* **GIVEN REQUEST**:
Identify the lines that include the word "Where", then copy all of them.

* **SUPPLIED RECORDS**:

^^^^^^^^^^^^^^^^

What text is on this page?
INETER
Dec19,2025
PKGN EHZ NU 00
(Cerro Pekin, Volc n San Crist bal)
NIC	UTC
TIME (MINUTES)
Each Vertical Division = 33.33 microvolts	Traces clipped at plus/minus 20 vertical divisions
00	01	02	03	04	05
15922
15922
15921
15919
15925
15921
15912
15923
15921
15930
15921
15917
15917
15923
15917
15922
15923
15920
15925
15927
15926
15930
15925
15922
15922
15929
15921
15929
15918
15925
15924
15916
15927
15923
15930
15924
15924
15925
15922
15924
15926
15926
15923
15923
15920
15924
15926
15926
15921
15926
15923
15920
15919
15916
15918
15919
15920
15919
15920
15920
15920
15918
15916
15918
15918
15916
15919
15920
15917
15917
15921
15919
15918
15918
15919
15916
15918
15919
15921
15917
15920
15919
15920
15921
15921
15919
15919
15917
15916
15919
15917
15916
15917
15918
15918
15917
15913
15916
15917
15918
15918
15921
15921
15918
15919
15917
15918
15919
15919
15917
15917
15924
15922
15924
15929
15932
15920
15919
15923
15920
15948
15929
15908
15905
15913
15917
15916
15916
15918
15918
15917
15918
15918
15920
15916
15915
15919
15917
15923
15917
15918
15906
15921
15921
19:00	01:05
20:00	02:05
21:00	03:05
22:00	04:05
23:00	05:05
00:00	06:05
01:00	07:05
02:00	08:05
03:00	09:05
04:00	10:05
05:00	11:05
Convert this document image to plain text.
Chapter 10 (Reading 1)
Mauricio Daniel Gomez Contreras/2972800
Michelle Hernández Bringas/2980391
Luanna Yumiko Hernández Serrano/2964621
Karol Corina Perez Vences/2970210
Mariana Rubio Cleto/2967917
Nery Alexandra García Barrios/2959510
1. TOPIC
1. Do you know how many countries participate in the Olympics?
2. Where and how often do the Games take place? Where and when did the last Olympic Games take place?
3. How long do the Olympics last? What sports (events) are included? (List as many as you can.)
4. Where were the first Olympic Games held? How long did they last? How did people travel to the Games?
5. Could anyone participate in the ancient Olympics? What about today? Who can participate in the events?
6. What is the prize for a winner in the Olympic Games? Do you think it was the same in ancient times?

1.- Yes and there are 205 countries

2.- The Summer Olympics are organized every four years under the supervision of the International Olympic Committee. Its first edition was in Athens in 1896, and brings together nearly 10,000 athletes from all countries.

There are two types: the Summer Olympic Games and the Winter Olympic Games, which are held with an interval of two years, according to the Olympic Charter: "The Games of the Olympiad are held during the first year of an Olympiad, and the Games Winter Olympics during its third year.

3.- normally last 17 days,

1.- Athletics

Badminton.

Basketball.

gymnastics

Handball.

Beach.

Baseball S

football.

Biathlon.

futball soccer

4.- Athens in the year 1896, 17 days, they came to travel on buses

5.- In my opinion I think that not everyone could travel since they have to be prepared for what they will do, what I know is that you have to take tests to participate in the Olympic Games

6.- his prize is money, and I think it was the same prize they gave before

^^^^^^^^^^^^^^^^

* **RESPONSE TO THIS TASK**:
2. Where and how often do the Games take place? Where and when did the last Olympic Games take place?
4. Where were the first Olympic Games held? How long did they last? How did people travel to the Games?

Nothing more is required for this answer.